Given request: Retype all of the listing exactly, passing over any picture you find.

-- Begin --

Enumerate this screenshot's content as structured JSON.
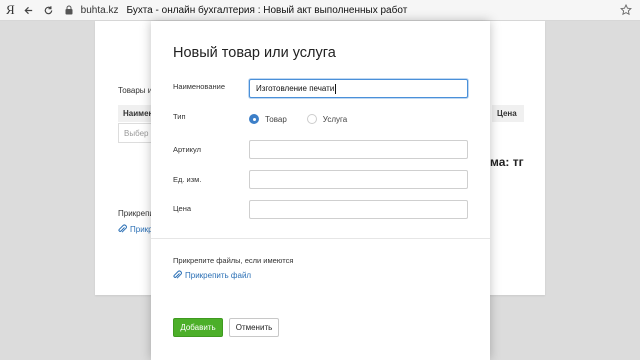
{
  "browser": {
    "yandex_glyph": "Я",
    "host": "buhta.kz",
    "title": "Бухта - онлайн бухгалтерия : Новый акт выполненных работ"
  },
  "background_page": {
    "goods_label": "Товары и",
    "name_header": "Наимено",
    "price_header": "Цена",
    "select_placeholder": "Выбер",
    "total_fragment": "ма: тг",
    "attach_label": "Прикрепи",
    "attach_link": "Прикр"
  },
  "modal": {
    "title": "Новый товар или услуга",
    "fields": {
      "name_label": "Наименование",
      "name_value": "Изготовление печати",
      "type_label": "Тип",
      "type_goods": "Товар",
      "type_service": "Услуга",
      "article_label": "Артикул",
      "article_value": "",
      "unit_label": "Ед. изм.",
      "unit_value": "",
      "price_label": "Цена",
      "price_value": ""
    },
    "attach_text": "Прикрепите файлы, если имеются",
    "attach_link": "Прикрепить файл",
    "add_button": "Добавить",
    "cancel_button": "Отменить"
  },
  "colors": {
    "primary_button": "#4caf29",
    "link": "#2a6fb5",
    "radio_checked": "#3d7fc8",
    "focus_border": "#4a90d9"
  },
  "icons": {
    "back": "back-arrow-icon",
    "reload": "reload-icon",
    "lock": "lock-icon",
    "bookmark": "bookmark-star-icon",
    "attach": "paperclip-icon"
  }
}
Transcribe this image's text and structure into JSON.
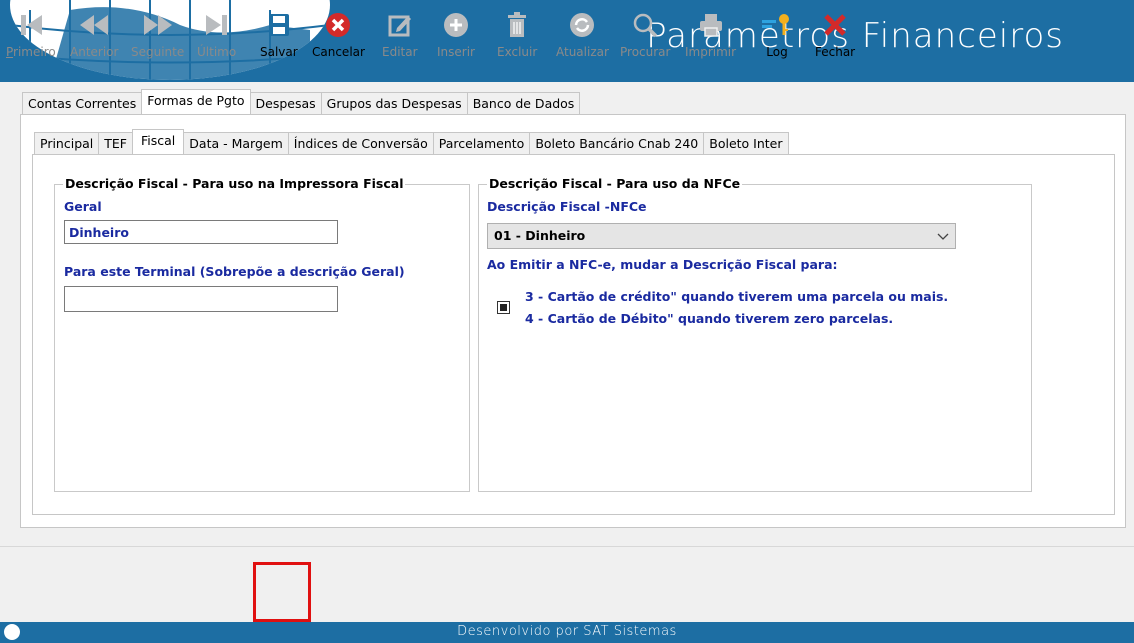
{
  "header": {
    "title": "Parâmetros Financeiros"
  },
  "outer_tabs": [
    "Contas Correntes",
    "Formas de Pgto",
    "Despesas",
    "Grupos das Despesas",
    "Banco de Dados"
  ],
  "inner_tabs": [
    "Principal",
    "TEF",
    "Fiscal",
    "Data - Margem",
    "Índices de Conversão",
    "Parcelamento",
    "Boleto Bancário Cnab 240",
    "Boleto Inter"
  ],
  "fiscal": {
    "left_group": {
      "title": "Descrição Fiscal - Para uso na Impressora Fiscal",
      "geral_label": "Geral",
      "geral_value": "Dinheiro",
      "terminal_label": "Para este Terminal (Sobrepõe a descrição Geral)",
      "terminal_value": ""
    },
    "right_group": {
      "title": "Descrição Fiscal - Para uso da NFCe",
      "nfce_label": "Descrição Fiscal -NFCe",
      "nfce_value": "01 - Dinheiro",
      "emitir_label": "Ao Emitir a NFC-e, mudar a Descrição Fiscal para:",
      "option_line1": "3 - Cartão de crédito\" quando tiverem uma parcela ou mais.",
      "option_line2": "4 - Cartão de Débito\" quando tiverem zero parcelas."
    }
  },
  "toolbar": {
    "primeiro": "Primeiro",
    "anterior": "Anterior",
    "seguinte": "Seguinte",
    "ultimo": "Último",
    "salvar": "Salvar",
    "cancelar": "Cancelar",
    "editar": "Editar",
    "inserir": "Inserir",
    "excluir": "Excluir",
    "atualizar": "Atualizar",
    "procurar": "Procurar",
    "imprimir": "Imprimir",
    "log": "Log",
    "fechar": "Fechar"
  },
  "status": {
    "text": "Desenvolvido por SAT Sistemas"
  },
  "colors": {
    "brand_blue": "#1d6ea3",
    "label_blue": "#1a2aa0",
    "highlight_red": "#e01010"
  }
}
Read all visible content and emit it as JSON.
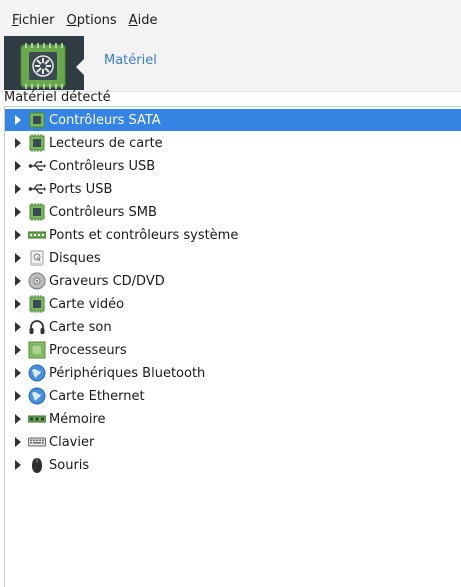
{
  "menu": {
    "fichier_mnem": "F",
    "fichier_rest": "ichier",
    "options_mnem": "O",
    "options_rest": "ptions",
    "aide_mnem": "A",
    "aide_rest": "ide"
  },
  "banner": {
    "title": "Matériel"
  },
  "section": {
    "label": "Matériel détecté"
  },
  "tree": {
    "items": [
      {
        "label": "Contrôleurs SATA",
        "icon": "chip-icon",
        "selected": true
      },
      {
        "label": "Lecteurs de carte",
        "icon": "chip-icon"
      },
      {
        "label": "Contrôleurs USB",
        "icon": "usb-icon"
      },
      {
        "label": "Ports USB",
        "icon": "usb-icon"
      },
      {
        "label": "Contrôleurs SMB",
        "icon": "chip-icon"
      },
      {
        "label": "Ponts et contrôleurs système",
        "icon": "bridge-icon"
      },
      {
        "label": "Disques",
        "icon": "disk-icon"
      },
      {
        "label": "Graveurs CD/DVD",
        "icon": "cd-icon"
      },
      {
        "label": "Carte vidéo",
        "icon": "chip-icon"
      },
      {
        "label": "Carte son",
        "icon": "headphones-icon"
      },
      {
        "label": "Processeurs",
        "icon": "cpu-icon"
      },
      {
        "label": "Périphériques Bluetooth",
        "icon": "globe-icon"
      },
      {
        "label": "Carte Ethernet",
        "icon": "globe-icon"
      },
      {
        "label": "Mémoire",
        "icon": "memory-icon"
      },
      {
        "label": "Clavier",
        "icon": "keyboard-icon"
      },
      {
        "label": "Souris",
        "icon": "mouse-icon"
      }
    ]
  },
  "colors": {
    "selection": "#3584e4",
    "accent_text": "#3d7fc7",
    "chip_green": "#7bb661"
  }
}
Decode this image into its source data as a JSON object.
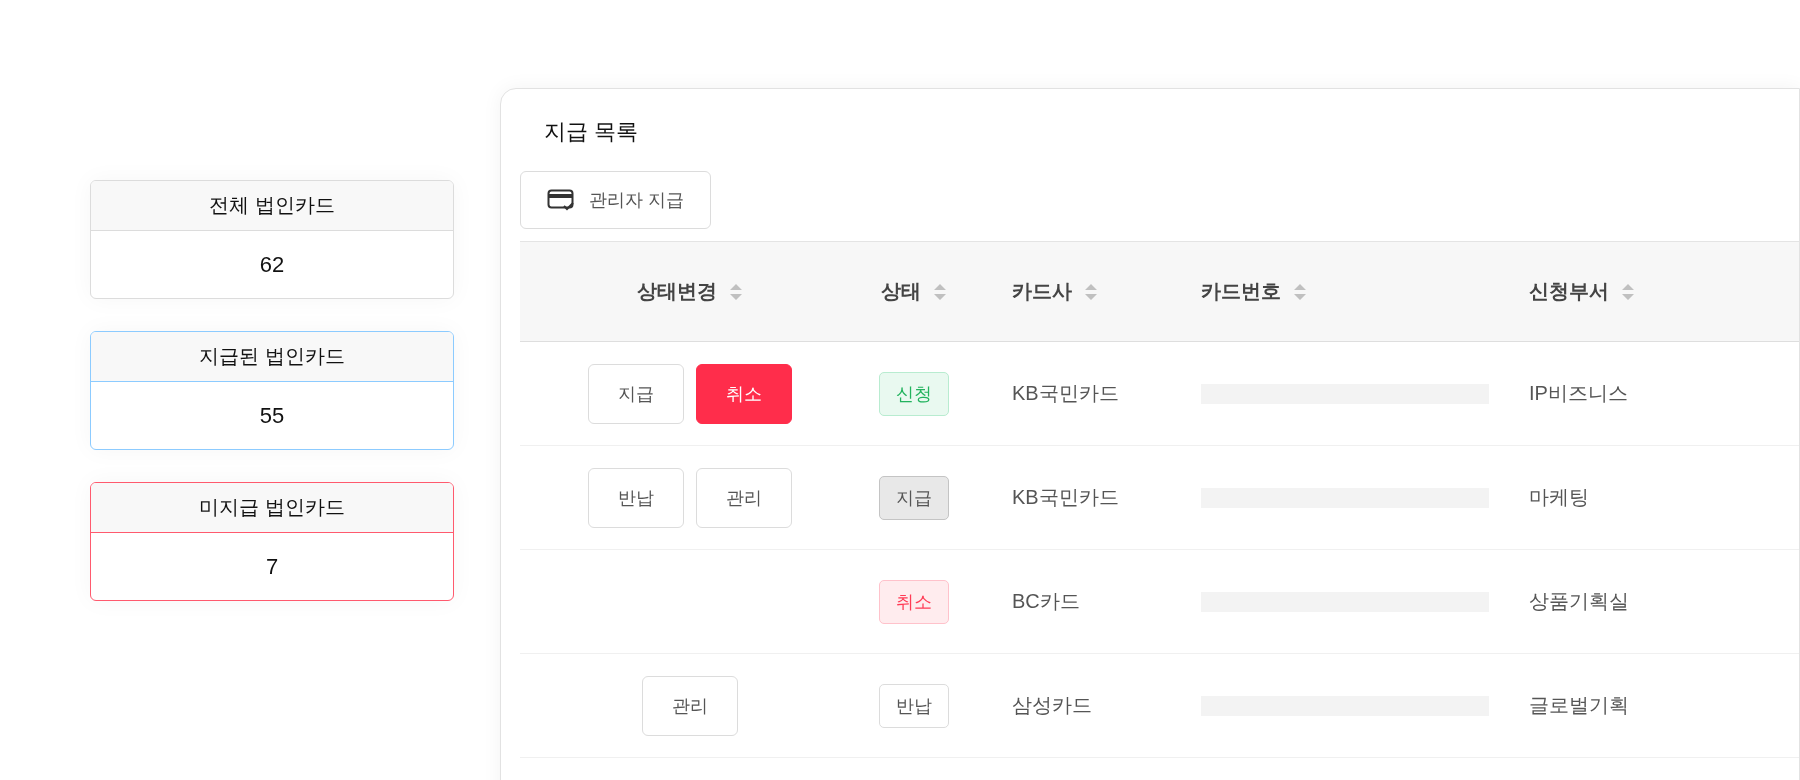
{
  "stats": [
    {
      "label": "전체 법인카드",
      "value": "62",
      "color": "#dcdcdc"
    },
    {
      "label": "지급된 법인카드",
      "value": "55",
      "color": "#8ccbff"
    },
    {
      "label": "미지급 법인카드",
      "value": "7",
      "color": "#ff5a6e"
    }
  ],
  "panel": {
    "title": "지급 목록",
    "admin_button": "관리자 지급"
  },
  "table": {
    "columns": [
      "상태변경",
      "상태",
      "카드사",
      "카드번호",
      "신청부서"
    ],
    "rows": [
      {
        "actions": [
          {
            "label": "지급",
            "kind": "default"
          },
          {
            "label": "취소",
            "kind": "danger"
          }
        ],
        "status": {
          "label": "신청",
          "kind": "requested"
        },
        "card_company": "KB국민카드",
        "department": "IP비즈니스"
      },
      {
        "actions": [
          {
            "label": "반납",
            "kind": "default"
          },
          {
            "label": "관리",
            "kind": "default"
          }
        ],
        "status": {
          "label": "지급",
          "kind": "issued"
        },
        "card_company": "KB국민카드",
        "department": "마케팅"
      },
      {
        "actions": [],
        "status": {
          "label": "취소",
          "kind": "cancelled"
        },
        "card_company": "BC카드",
        "department": "상품기획실"
      },
      {
        "actions": [
          {
            "label": "관리",
            "kind": "default"
          }
        ],
        "status": {
          "label": "반납",
          "kind": "returned"
        },
        "card_company": "삼성카드",
        "department": "글로벌기획"
      }
    ]
  }
}
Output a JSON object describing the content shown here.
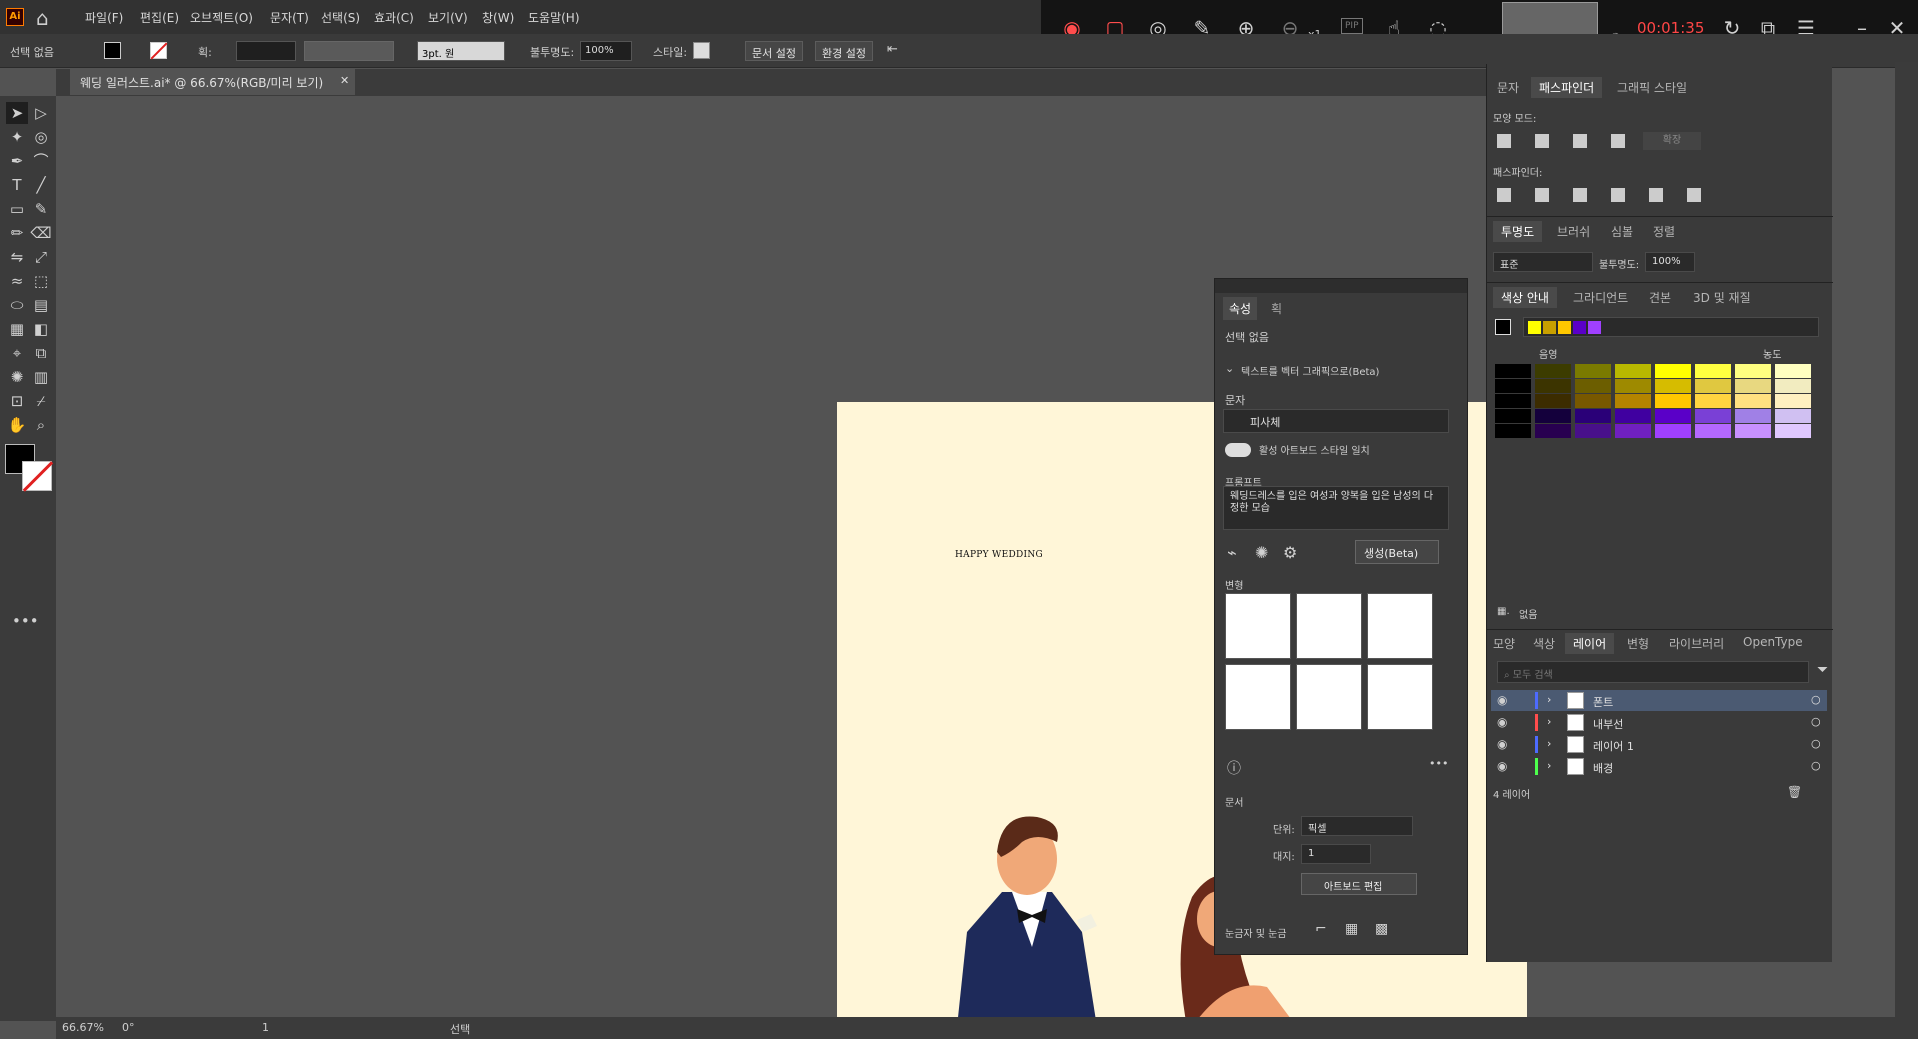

-- End --

Answer to the problem:
Enumerate this screenshot's content as structured JSON.
{
  "browser": {
    "yandex_glyph": "Я",
    "host": "buhta.kz",
    "title": "Бухта - онлайн бухгалтерия : Новый акт выполненных работ"
  },
  "background_page": {
    "goods_label": "Товары и",
    "name_header": "Наимено",
    "price_header": "Цена",
    "select_placeholder": "Выбер",
    "total_fragment": "ма: тг",
    "attach_label": "Прикрепи",
    "attach_link": "Прикр"
  },
  "modal": {
    "title": "Новый товар или услуга",
    "fields": {
      "name_label": "Наименование",
      "name_value": "Изготовление печати",
      "type_label": "Тип",
      "type_goods": "Товар",
      "type_service": "Услуга",
      "article_label": "Артикул",
      "article_value": "",
      "unit_label": "Ед. изм.",
      "unit_value": "",
      "price_label": "Цена",
      "price_value": ""
    },
    "attach_text": "Прикрепите файлы, если имеются",
    "attach_link": "Прикрепить файл",
    "add_button": "Добавить",
    "cancel_button": "Отменить"
  },
  "colors": {
    "primary_button": "#4caf29",
    "link": "#2a6fb5",
    "radio_checked": "#3d7fc8",
    "focus_border": "#4a90d9"
  },
  "icons": {
    "back": "back-arrow-icon",
    "reload": "reload-icon",
    "lock": "lock-icon",
    "bookmark": "bookmark-star-icon",
    "attach": "paperclip-icon"
  }
}
Transcribe this image's text and structure into JSON.
{
  "header": {
    "title": "Parâmetros Financeiros"
  },
  "outer_tabs": [
    "Contas Correntes",
    "Formas de Pgto",
    "Despesas",
    "Grupos das Despesas",
    "Banco de Dados"
  ],
  "inner_tabs": [
    "Principal",
    "TEF",
    "Fiscal",
    "Data - Margem",
    "Índices de Conversão",
    "Parcelamento",
    "Boleto Bancário Cnab 240",
    "Boleto Inter"
  ],
  "fiscal": {
    "left_group": {
      "title": "Descrição Fiscal - Para uso na Impressora Fiscal",
      "geral_label": "Geral",
      "geral_value": "Dinheiro",
      "terminal_label": "Para este Terminal (Sobrepõe a descrição Geral)",
      "terminal_value": ""
    },
    "right_group": {
      "title": "Descrição Fiscal - Para uso da NFCe",
      "nfce_label": "Descrição Fiscal -NFCe",
      "nfce_value": "01 - Dinheiro",
      "emitir_label": "Ao Emitir a NFC-e, mudar a Descrição Fiscal para:",
      "option_line1": "3 - Cartão de crédito\" quando tiverem uma parcela ou mais.",
      "option_line2": "4 - Cartão de Débito\" quando tiverem zero parcelas."
    }
  },
  "toolbar": {
    "primeiro": "Primeiro",
    "anterior": "Anterior",
    "seguinte": "Seguinte",
    "ultimo": "Último",
    "salvar": "Salvar",
    "cancelar": "Cancelar",
    "editar": "Editar",
    "inserir": "Inserir",
    "excluir": "Excluir",
    "atualizar": "Atualizar",
    "procurar": "Procurar",
    "imprimir": "Imprimir",
    "log": "Log",
    "fechar": "Fechar"
  },
  "status": {
    "text": "Desenvolvido por SAT Sistemas"
  },
  "colors": {
    "brand_blue": "#1d6ea3",
    "label_blue": "#1a2aa0",
    "highlight_red": "#e01010"
  }
}
Read all visible content and emit it as JSON.
{
  "menu": {
    "fichier_mnem": "F",
    "fichier_rest": "ichier",
    "options_mnem": "O",
    "options_rest": "ptions",
    "aide_mnem": "A",
    "aide_rest": "ide"
  },
  "banner": {
    "title": "Matériel"
  },
  "section": {
    "label": "Matériel détecté"
  },
  "tree": {
    "items": [
      {
        "label": "Contrôleurs SATA",
        "icon": "chip-icon",
        "selected": true
      },
      {
        "label": "Lecteurs de carte",
        "icon": "chip-icon"
      },
      {
        "label": "Contrôleurs USB",
        "icon": "usb-icon"
      },
      {
        "label": "Ports USB",
        "icon": "usb-icon"
      },
      {
        "label": "Contrôleurs SMB",
        "icon": "chip-icon"
      },
      {
        "label": "Ponts et contrôleurs système",
        "icon": "bridge-icon"
      },
      {
        "label": "Disques",
        "icon": "disk-icon"
      },
      {
        "label": "Graveurs CD/DVD",
        "icon": "cd-icon"
      },
      {
        "label": "Carte vidéo",
        "icon": "chip-icon"
      },
      {
        "label": "Carte son",
        "icon": "headphones-icon"
      },
      {
        "label": "Processeurs",
        "icon": "cpu-icon"
      },
      {
        "label": "Périphériques Bluetooth",
        "icon": "globe-icon"
      },
      {
        "label": "Carte Ethernet",
        "icon": "globe-icon"
      },
      {
        "label": "Mémoire",
        "icon": "memory-icon"
      },
      {
        "label": "Clavier",
        "icon": "keyboard-icon"
      },
      {
        "label": "Souris",
        "icon": "mouse-icon"
      }
    ]
  },
  "colors": {
    "selection": "#3584e4",
    "accent_text": "#3d7fc7",
    "chip_green": "#7bb661"
  }
}
Decode this image into its source data as a JSON object.
{
  "stats": [
    {
      "label": "전체 법인카드",
      "value": "62",
      "color": "#dcdcdc"
    },
    {
      "label": "지급된 법인카드",
      "value": "55",
      "color": "#8ccbff"
    },
    {
      "label": "미지급 법인카드",
      "value": "7",
      "color": "#ff5a6e"
    }
  ],
  "panel": {
    "title": "지급 목록",
    "admin_button": "관리자 지급"
  },
  "table": {
    "columns": [
      "상태변경",
      "상태",
      "카드사",
      "카드번호",
      "신청부서"
    ],
    "rows": [
      {
        "actions": [
          {
            "label": "지급",
            "kind": "default"
          },
          {
            "label": "취소",
            "kind": "danger"
          }
        ],
        "status": {
          "label": "신청",
          "kind": "requested"
        },
        "card_company": "KB국민카드",
        "department": "IP비즈니스"
      },
      {
        "actions": [
          {
            "label": "반납",
            "kind": "default"
          },
          {
            "label": "관리",
            "kind": "default"
          }
        ],
        "status": {
          "label": "지급",
          "kind": "issued"
        },
        "card_company": "KB국민카드",
        "department": "마케팅"
      },
      {
        "actions": [],
        "status": {
          "label": "취소",
          "kind": "cancelled"
        },
        "card_company": "BC카드",
        "department": "상품기획실"
      },
      {
        "actions": [
          {
            "label": "관리",
            "kind": "default"
          }
        ],
        "status": {
          "label": "반납",
          "kind": "returned"
        },
        "card_company": "삼성카드",
        "department": "글로벌기획"
      }
    ]
  }
}
Output a JSON object describing the content shown here.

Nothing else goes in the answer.